Data listing
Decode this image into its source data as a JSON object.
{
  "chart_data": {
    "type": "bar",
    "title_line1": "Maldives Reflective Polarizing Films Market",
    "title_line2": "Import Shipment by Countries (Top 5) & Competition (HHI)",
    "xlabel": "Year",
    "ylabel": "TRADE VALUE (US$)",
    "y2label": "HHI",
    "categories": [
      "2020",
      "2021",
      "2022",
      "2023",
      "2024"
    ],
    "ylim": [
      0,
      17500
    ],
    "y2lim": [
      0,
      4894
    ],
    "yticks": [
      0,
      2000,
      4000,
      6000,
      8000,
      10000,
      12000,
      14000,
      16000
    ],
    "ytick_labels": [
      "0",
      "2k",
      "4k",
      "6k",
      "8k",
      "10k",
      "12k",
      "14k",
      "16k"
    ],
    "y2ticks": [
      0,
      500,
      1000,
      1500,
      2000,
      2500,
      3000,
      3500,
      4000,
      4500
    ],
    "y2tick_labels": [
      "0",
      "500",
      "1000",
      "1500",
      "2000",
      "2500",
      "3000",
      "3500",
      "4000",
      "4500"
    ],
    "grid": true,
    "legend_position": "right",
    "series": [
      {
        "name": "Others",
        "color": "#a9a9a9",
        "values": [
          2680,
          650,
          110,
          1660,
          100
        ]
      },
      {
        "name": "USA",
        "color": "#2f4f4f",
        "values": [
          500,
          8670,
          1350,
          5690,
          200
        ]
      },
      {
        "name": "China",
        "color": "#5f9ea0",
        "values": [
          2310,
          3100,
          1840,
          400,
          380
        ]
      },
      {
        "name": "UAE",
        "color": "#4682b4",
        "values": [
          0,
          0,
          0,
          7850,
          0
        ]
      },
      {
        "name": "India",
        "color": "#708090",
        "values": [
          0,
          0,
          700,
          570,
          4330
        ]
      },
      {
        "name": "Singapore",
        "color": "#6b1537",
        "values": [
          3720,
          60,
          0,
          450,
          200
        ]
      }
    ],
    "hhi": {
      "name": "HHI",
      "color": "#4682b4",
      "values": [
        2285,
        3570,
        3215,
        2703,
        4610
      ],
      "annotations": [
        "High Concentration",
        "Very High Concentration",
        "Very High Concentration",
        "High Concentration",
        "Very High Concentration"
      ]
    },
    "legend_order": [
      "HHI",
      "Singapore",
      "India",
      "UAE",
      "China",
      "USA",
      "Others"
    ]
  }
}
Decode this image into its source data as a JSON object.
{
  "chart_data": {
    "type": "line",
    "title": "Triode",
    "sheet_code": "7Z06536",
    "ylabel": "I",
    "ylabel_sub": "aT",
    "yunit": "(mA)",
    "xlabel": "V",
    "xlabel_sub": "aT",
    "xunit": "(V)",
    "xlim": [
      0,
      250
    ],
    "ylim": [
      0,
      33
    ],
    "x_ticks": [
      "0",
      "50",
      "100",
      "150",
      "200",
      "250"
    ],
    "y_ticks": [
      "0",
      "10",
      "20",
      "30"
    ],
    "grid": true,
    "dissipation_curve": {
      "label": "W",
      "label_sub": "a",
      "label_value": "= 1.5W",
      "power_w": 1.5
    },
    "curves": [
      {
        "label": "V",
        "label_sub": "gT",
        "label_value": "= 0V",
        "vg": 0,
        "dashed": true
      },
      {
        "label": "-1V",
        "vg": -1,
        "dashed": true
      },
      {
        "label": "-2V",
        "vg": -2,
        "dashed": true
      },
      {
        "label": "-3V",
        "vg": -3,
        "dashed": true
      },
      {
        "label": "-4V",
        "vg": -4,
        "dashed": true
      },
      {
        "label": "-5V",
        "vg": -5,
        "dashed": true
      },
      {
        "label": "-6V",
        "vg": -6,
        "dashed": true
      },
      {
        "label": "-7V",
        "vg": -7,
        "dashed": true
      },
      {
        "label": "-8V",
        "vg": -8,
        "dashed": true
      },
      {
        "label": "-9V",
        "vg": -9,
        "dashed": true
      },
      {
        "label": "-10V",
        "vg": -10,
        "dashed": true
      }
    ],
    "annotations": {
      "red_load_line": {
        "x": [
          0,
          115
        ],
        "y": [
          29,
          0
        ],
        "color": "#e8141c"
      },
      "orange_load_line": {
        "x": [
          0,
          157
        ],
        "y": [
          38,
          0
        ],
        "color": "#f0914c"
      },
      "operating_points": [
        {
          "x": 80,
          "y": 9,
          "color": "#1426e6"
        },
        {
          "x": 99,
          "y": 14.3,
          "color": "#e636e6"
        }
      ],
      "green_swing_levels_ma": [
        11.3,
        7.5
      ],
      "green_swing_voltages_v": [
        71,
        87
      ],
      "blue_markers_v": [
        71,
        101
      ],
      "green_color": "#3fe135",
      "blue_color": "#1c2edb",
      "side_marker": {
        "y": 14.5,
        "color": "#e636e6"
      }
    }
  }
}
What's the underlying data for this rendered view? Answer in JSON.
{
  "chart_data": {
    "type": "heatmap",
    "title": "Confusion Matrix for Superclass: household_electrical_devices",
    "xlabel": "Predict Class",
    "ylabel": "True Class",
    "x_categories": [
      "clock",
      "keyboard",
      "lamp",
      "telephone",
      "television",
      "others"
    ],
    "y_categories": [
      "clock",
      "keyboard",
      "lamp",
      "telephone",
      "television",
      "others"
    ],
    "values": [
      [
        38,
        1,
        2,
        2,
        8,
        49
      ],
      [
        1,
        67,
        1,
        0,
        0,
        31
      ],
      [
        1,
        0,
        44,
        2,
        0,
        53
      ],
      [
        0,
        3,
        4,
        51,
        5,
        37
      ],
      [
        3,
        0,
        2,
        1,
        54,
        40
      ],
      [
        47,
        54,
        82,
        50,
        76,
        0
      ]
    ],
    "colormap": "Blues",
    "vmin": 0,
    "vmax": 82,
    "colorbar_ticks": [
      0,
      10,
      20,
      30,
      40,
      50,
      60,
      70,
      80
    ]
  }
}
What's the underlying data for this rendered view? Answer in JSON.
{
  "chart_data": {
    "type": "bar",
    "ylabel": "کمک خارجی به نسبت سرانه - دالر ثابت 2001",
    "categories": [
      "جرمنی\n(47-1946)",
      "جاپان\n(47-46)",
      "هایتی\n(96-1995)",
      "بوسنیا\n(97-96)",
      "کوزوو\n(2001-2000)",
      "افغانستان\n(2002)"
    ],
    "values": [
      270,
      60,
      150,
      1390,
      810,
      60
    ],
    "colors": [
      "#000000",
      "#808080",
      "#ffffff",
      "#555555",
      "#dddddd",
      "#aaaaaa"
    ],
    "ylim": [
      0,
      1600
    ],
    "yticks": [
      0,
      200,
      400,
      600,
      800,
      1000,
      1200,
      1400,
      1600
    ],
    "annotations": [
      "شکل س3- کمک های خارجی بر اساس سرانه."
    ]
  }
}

Given request
Copy every line of the material, please, keeping it exactly the same.

Exercise solution
Decode this image into its source data as a JSON object.
{
  "chart_data": {
    "type": "bar",
    "title_line1": "Maldives Reflective Polarizing Films Market",
    "title_line2": "Import Shipment by Countries (Top 5) & Competition (HHI)",
    "xlabel": "Year",
    "ylabel": "TRADE VALUE (US$)",
    "y2label": "HHI",
    "categories": [
      "2020",
      "2021",
      "2022",
      "2023",
      "2024"
    ],
    "ylim": [
      0,
      17500
    ],
    "y2lim": [
      0,
      4894
    ],
    "yticks": [
      0,
      2000,
      4000,
      6000,
      8000,
      10000,
      12000,
      14000,
      16000
    ],
    "ytick_labels": [
      "0",
      "2k",
      "4k",
      "6k",
      "8k",
      "10k",
      "12k",
      "14k",
      "16k"
    ],
    "y2ticks": [
      0,
      500,
      1000,
      1500,
      2000,
      2500,
      3000,
      3500,
      4000,
      4500
    ],
    "y2tick_labels": [
      "0",
      "500",
      "1000",
      "1500",
      "2000",
      "2500",
      "3000",
      "3500",
      "4000",
      "4500"
    ],
    "grid": true,
    "legend_position": "right",
    "series": [
      {
        "name": "Others",
        "color": "#a9a9a9",
        "values": [
          2680,
          650,
          110,
          1660,
          100
        ]
      },
      {
        "name": "USA",
        "color": "#2f4f4f",
        "values": [
          500,
          8670,
          1350,
          5690,
          200
        ]
      },
      {
        "name": "China",
        "color": "#5f9ea0",
        "values": [
          2310,
          3100,
          1840,
          400,
          380
        ]
      },
      {
        "name": "UAE",
        "color": "#4682b4",
        "values": [
          0,
          0,
          0,
          7850,
          0
        ]
      },
      {
        "name": "India",
        "color": "#708090",
        "values": [
          0,
          0,
          700,
          570,
          4330
        ]
      },
      {
        "name": "Singapore",
        "color": "#6b1537",
        "values": [
          3720,
          60,
          0,
          450,
          200
        ]
      }
    ],
    "hhi": {
      "name": "HHI",
      "color": "#4682b4",
      "values": [
        2285,
        3570,
        3215,
        2703,
        4610
      ],
      "annotations": [
        "High Concentration",
        "Very High Concentration",
        "Very High Concentration",
        "High Concentration",
        "Very High Concentration"
      ]
    },
    "legend_order": [
      "HHI",
      "Singapore",
      "India",
      "UAE",
      "China",
      "USA",
      "Others"
    ]
  }
}
Decode this image into its source data as a JSON object.
{
  "chart_data": {
    "type": "line",
    "title": "Triode",
    "sheet_code": "7Z06536",
    "ylabel": "I",
    "ylabel_sub": "aT",
    "yunit": "(mA)",
    "xlabel": "V",
    "xlabel_sub": "aT",
    "xunit": "(V)",
    "xlim": [
      0,
      250
    ],
    "ylim": [
      0,
      33
    ],
    "x_ticks": [
      "0",
      "50",
      "100",
      "150",
      "200",
      "250"
    ],
    "y_ticks": [
      "0",
      "10",
      "20",
      "30"
    ],
    "grid": true,
    "dissipation_curve": {
      "label": "W",
      "label_sub": "a",
      "label_value": "= 1.5W",
      "power_w": 1.5
    },
    "curves": [
      {
        "label": "V",
        "label_sub": "gT",
        "label_value": "= 0V",
        "vg": 0,
        "dashed": true
      },
      {
        "label": "-1V",
        "vg": -1,
        "dashed": true
      },
      {
        "label": "-2V",
        "vg": -2,
        "dashed": true
      },
      {
        "label": "-3V",
        "vg": -3,
        "dashed": true
      },
      {
        "label": "-4V",
        "vg": -4,
        "dashed": true
      },
      {
        "label": "-5V",
        "vg": -5,
        "dashed": true
      },
      {
        "label": "-6V",
        "vg": -6,
        "dashed": true
      },
      {
        "label": "-7V",
        "vg": -7,
        "dashed": true
      },
      {
        "label": "-8V",
        "vg": -8,
        "dashed": true
      },
      {
        "label": "-9V",
        "vg": -9,
        "dashed": true
      },
      {
        "label": "-10V",
        "vg": -10,
        "dashed": true
      }
    ],
    "annotations": {
      "red_load_line": {
        "x": [
          0,
          115
        ],
        "y": [
          29,
          0
        ],
        "color": "#e8141c"
      },
      "orange_load_line": {
        "x": [
          0,
          157
        ],
        "y": [
          38,
          0
        ],
        "color": "#f0914c"
      },
      "operating_points": [
        {
          "x": 80,
          "y": 9,
          "color": "#1426e6"
        },
        {
          "x": 99,
          "y": 14.3,
          "color": "#e636e6"
        }
      ],
      "green_swing_levels_ma": [
        11.3,
        7.5
      ],
      "green_swing_voltages_v": [
        71,
        87
      ],
      "blue_markers_v": [
        71,
        101
      ],
      "green_color": "#3fe135",
      "blue_color": "#1c2edb",
      "side_marker": {
        "y": 14.5,
        "color": "#e636e6"
      }
    }
  }
}
What's the underlying data for this rendered view? Answer in JSON.
{
  "chart_data": {
    "type": "heatmap",
    "title": "Confusion Matrix for Superclass: household_electrical_devices",
    "xlabel": "Predict Class",
    "ylabel": "True Class",
    "x_categories": [
      "clock",
      "keyboard",
      "lamp",
      "telephone",
      "television",
      "others"
    ],
    "y_categories": [
      "clock",
      "keyboard",
      "lamp",
      "telephone",
      "television",
      "others"
    ],
    "values": [
      [
        38,
        1,
        2,
        2,
        8,
        49
      ],
      [
        1,
        67,
        1,
        0,
        0,
        31
      ],
      [
        1,
        0,
        44,
        2,
        0,
        53
      ],
      [
        0,
        3,
        4,
        51,
        5,
        37
      ],
      [
        3,
        0,
        2,
        1,
        54,
        40
      ],
      [
        47,
        54,
        82,
        50,
        76,
        0
      ]
    ],
    "colormap": "Blues",
    "vmin": 0,
    "vmax": 82,
    "colorbar_ticks": [
      0,
      10,
      20,
      30,
      40,
      50,
      60,
      70,
      80
    ]
  }
}
What's the underlying data for this rendered view? Answer in JSON.
{
  "chart_data": {
    "type": "bar",
    "ylabel": "کمک خارجی به نسبت سرانه - دالر ثابت 2001",
    "categories": [
      "جرمنی\n(47-1946)",
      "جاپان\n(47-46)",
      "هایتی\n(96-1995)",
      "بوسنیا\n(97-96)",
      "کوزوو\n(2001-2000)",
      "افغانستان\n(2002)"
    ],
    "values": [
      270,
      60,
      150,
      1390,
      810,
      60
    ],
    "colors": [
      "#000000",
      "#808080",
      "#ffffff",
      "#555555",
      "#dddddd",
      "#aaaaaa"
    ],
    "ylim": [
      0,
      1600
    ],
    "yticks": [
      0,
      200,
      400,
      600,
      800,
      1000,
      1200,
      1400,
      1600
    ],
    "annotations": [
      "شکل س3- کمک های خارجی بر اساس سرانه."
    ]
  }
}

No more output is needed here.